### DIRECTIONS FOR THIS TASK
Provide an exact copy of the data, excluding the images.
——
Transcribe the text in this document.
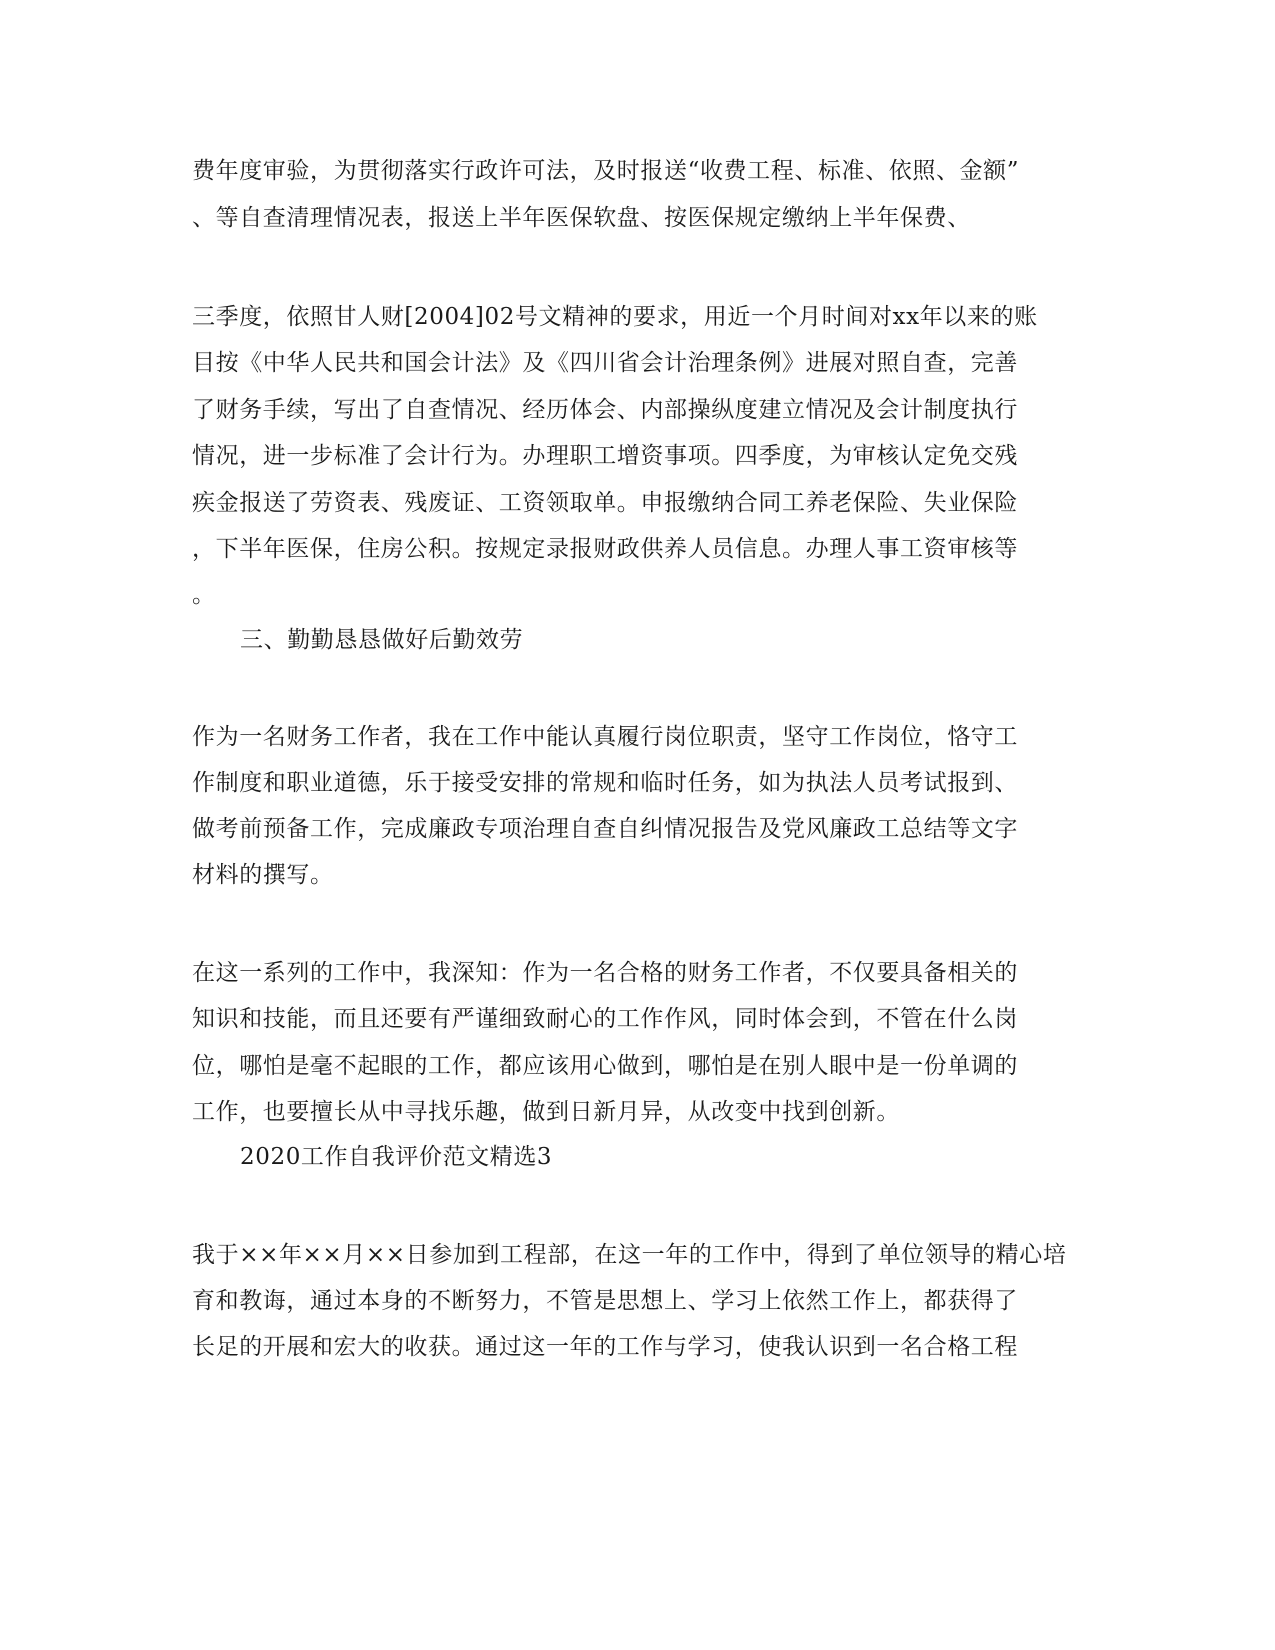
费年度审验，为贯彻落实行政许可法，及时报送“收费工程、标准、依照、金额”
、等自查清理情况表，报送上半年医保软盘、按医保规定缴纳上半年保费、
三季度，依照甘人财[2004]02号文精神的要求，用近一个月时间对xx年以来的账
目按《中华人民共和国会计法》及《四川省会计治理条例》进展对照自查，完善
了财务手续，写出了自查情况、经历体会、内部操纵度建立情况及会计制度执行
情况，进一步标准了会计行为。办理职工增资事项。四季度，为审核认定免交残
疾金报送了劳资表、残废证、工资领取单。申报缴纳合同工养老保险、失业保险
，下半年医保，住房公积。按规定录报财政供养人员信息。办理人事工资审核等
。
三、勤勤恳恳做好后勤效劳
作为一名财务工作者，我在工作中能认真履行岗位职责，坚守工作岗位，恪守工
作制度和职业道德，乐于接受安排的常规和临时任务，如为执法人员考试报到、
做考前预备工作，完成廉政专项治理自查自纠情况报告及党风廉政工总结等文字
材料的撰写。
在这一系列的工作中，我深知：作为一名合格的财务工作者，不仅要具备相关的
知识和技能，而且还要有严谨细致耐心的工作作风，同时体会到，不管在什么岗
位，哪怕是毫不起眼的工作，都应该用心做到，哪怕是在别人眼中是一份单调的
工作，也要擅长从中寻找乐趣，做到日新月异，从改变中找到创新。
2020工作自我评价范文精选3
我于××年××月××日参加到工程部，在这一年的工作中，得到了单位领导的精心培
育和教诲，通过本身的不断努力，不管是思想上、学习上依然工作上，都获得了
长足的开展和宏大的收获。通过这一年的工作与学习，使我认识到一名合格工程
——
### COMPLETE ANSWER
Transcribe the text in this document.
费年度审验，为贯彻落实行政许可法，及时报送“收费工程、标准、依照、金额”
、等自查清理情况表，报送上半年医保软盘、按医保规定缴纳上半年保费、
三季度，依照甘人财[2004]02号文精神的要求，用近一个月时间对xx年以来的账
目按《中华人民共和国会计法》及《四川省会计治理条例》进展对照自查，完善
了财务手续，写出了自查情况、经历体会、内部操纵度建立情况及会计制度执行
情况，进一步标准了会计行为。办理职工增资事项。四季度，为审核认定免交残
疾金报送了劳资表、残废证、工资领取单。申报缴纳合同工养老保险、失业保险
，下半年医保，住房公积。按规定录报财政供养人员信息。办理人事工资审核等
。
三、勤勤恳恳做好后勤效劳
作为一名财务工作者，我在工作中能认真履行岗位职责，坚守工作岗位，恪守工
作制度和职业道德，乐于接受安排的常规和临时任务，如为执法人员考试报到、
做考前预备工作，完成廉政专项治理自查自纠情况报告及党风廉政工总结等文字
材料的撰写。
在这一系列的工作中，我深知：作为一名合格的财务工作者，不仅要具备相关的
知识和技能，而且还要有严谨细致耐心的工作作风，同时体会到，不管在什么岗
位，哪怕是毫不起眼的工作，都应该用心做到，哪怕是在别人眼中是一份单调的
工作，也要擅长从中寻找乐趣，做到日新月异，从改变中找到创新。
2020工作自我评价范文精选3
我于××年××月××日参加到工程部，在这一年的工作中，得到了单位领导的精心培
育和教诲，通过本身的不断努力，不管是思想上、学习上依然工作上，都获得了
长足的开展和宏大的收获。通过这一年的工作与学习，使我认识到一名合格工程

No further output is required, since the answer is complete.